▸ Work to be completed
Please identify every line in the records below that contains the word "transmission" and copy each of those lines in full. Case counts when matching.

▸ Input data
# # # #

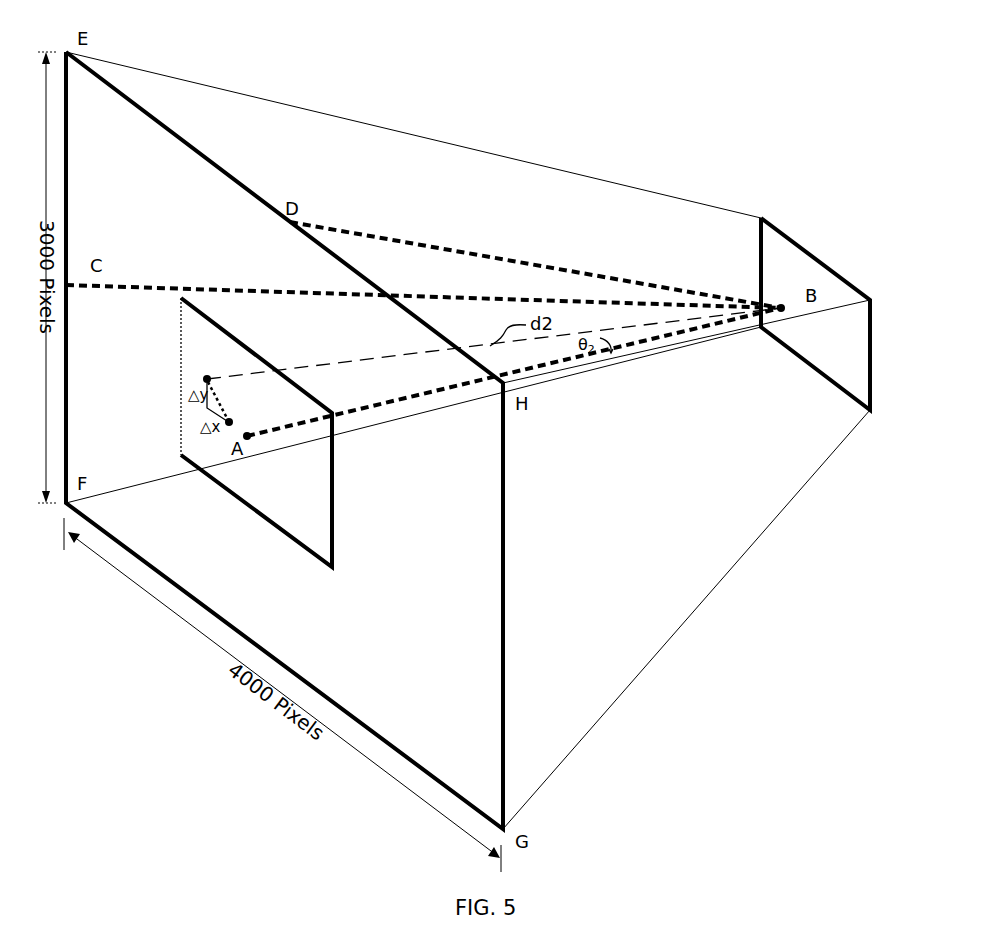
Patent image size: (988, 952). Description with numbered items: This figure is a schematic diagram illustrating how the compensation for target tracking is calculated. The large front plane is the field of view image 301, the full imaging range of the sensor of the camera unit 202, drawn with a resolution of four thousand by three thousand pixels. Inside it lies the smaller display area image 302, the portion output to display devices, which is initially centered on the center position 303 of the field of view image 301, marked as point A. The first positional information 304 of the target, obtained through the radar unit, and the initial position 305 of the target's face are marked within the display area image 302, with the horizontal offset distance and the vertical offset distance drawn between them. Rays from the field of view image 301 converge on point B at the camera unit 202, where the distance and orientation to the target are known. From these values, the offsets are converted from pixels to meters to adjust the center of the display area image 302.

# # # #

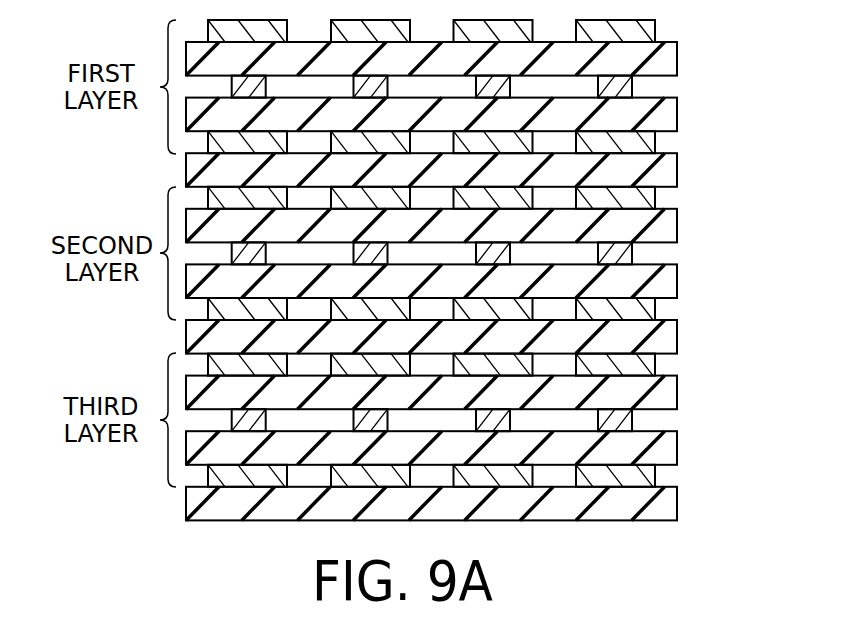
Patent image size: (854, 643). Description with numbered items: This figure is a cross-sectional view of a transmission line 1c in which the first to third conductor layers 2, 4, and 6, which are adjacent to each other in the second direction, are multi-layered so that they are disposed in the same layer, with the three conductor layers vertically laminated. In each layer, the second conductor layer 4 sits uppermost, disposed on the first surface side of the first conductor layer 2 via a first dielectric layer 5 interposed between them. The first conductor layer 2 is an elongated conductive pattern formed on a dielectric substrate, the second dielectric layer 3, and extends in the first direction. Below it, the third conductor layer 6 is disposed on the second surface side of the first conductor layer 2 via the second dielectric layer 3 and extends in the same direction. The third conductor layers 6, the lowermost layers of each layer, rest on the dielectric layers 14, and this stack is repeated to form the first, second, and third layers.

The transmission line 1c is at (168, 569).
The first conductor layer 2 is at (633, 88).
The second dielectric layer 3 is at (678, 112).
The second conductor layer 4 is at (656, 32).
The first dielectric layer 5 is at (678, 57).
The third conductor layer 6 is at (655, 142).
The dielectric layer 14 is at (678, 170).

# # # #

▸ Reply
Patent image size: (854, 643). Description with numbered items: This figure is a cross-sectional view of a transmission line 1c in which the first to third conductor layers 2, 4, and 6, which are adjacent to each other in the second direction, are multi-layered so that they are disposed in the same layer, with the three conductor layers vertically laminated. In each layer, the second conductor layer 4 sits uppermost, disposed on the first surface side of the first conductor layer 2 via a first dielectric layer 5 interposed between them. The first conductor layer 2 is an elongated conductive pattern formed on a dielectric substrate, the second dielectric layer 3, and extends in the first direction. Below it, the third conductor layer 6 is disposed on the second surface side of the first conductor layer 2 via the second dielectric layer 3 and extends in the same direction. The third conductor layers 6, the lowermost layers of each layer, rest on the dielectric layers 14, and this stack is repeated to form the first, second, and third layers.
The transmission line 1c is at (168, 569).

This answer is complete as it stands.